Repeat each line exactly, leaving nothing out.

* START Data *

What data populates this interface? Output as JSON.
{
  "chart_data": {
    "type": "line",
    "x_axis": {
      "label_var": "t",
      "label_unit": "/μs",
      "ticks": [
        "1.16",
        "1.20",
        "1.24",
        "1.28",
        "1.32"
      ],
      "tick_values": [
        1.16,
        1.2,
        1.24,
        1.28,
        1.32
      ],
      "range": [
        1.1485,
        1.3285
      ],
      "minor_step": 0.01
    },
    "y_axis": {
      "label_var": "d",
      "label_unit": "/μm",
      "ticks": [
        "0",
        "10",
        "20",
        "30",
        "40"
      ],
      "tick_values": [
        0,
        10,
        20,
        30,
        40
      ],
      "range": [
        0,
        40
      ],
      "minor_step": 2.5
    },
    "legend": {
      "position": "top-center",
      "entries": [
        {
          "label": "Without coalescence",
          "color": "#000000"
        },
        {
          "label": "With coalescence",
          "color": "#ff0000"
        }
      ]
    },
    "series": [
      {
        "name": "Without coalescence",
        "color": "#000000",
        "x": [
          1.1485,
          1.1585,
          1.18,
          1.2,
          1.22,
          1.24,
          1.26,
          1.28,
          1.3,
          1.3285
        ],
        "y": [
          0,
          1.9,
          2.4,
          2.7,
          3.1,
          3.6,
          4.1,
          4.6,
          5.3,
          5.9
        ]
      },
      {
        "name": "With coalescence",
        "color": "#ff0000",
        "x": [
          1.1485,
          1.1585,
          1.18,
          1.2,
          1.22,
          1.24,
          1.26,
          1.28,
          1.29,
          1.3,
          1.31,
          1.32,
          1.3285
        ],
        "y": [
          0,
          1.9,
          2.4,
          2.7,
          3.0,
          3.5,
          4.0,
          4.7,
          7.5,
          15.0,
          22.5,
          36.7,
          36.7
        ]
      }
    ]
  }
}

* END Data *

The answer ▸
What data populates this interface? Output as JSON.
{
  "chart_data": {
    "type": "line",
    "x_axis": {
      "label_var": "t",
      "label_unit": "/μs",
      "ticks": [
        "1.16",
        "1.20",
        "1.24",
        "1.28",
        "1.32"
      ],
      "tick_values": [
        1.16,
        1.2,
        1.24,
        1.28,
        1.32
      ],
      "range": [
        1.1485,
        1.3285
      ],
      "minor_step": 0.01
    },
    "y_axis": {
      "label_var": "d",
      "label_unit": "/μm",
      "ticks": [
        "0",
        "10",
        "20",
        "30",
        "40"
      ],
      "tick_values": [
        0,
        10,
        20,
        30,
        40
      ],
      "range": [
        0,
        40
      ],
      "minor_step": 2.5
    },
    "legend": {
      "position": "top-center",
      "entries": [
        {
          "label": "Without coalescence",
          "color": "#000000"
        },
        {
          "label": "With coalescence",
          "color": "#ff0000"
        }
      ]
    },
    "series": [
      {
        "name": "Without coalescence",
        "color": "#000000",
        "x": [
          1.1485,
          1.1585,
          1.18,
          1.2,
          1.22,
          1.24,
          1.26,
          1.28,
          1.3,
          1.3285
        ],
        "y": [
          0,
          1.9,
          2.4,
          2.7,
          3.1,
          3.6,
          4.1,
          4.6,
          5.3,
          5.9
        ]
      },
      {
        "name": "With coalescence",
        "color": "#ff0000",
        "x": [
          1.1485,
          1.1585,
          1.18,
          1.2,
          1.22,
          1.24,
          1.26,
          1.28,
          1.29,
          1.3,
          1.31,
          1.32,
          1.3285
        ],
        "y": [
          0,
          1.9,
          2.4,
          2.7,
          3.0,
          3.5,
          4.0,
          4.7,
          7.5,
          15.0,
          22.5,
          36.7,
          36.7
        ]
      }
    ]
  }
}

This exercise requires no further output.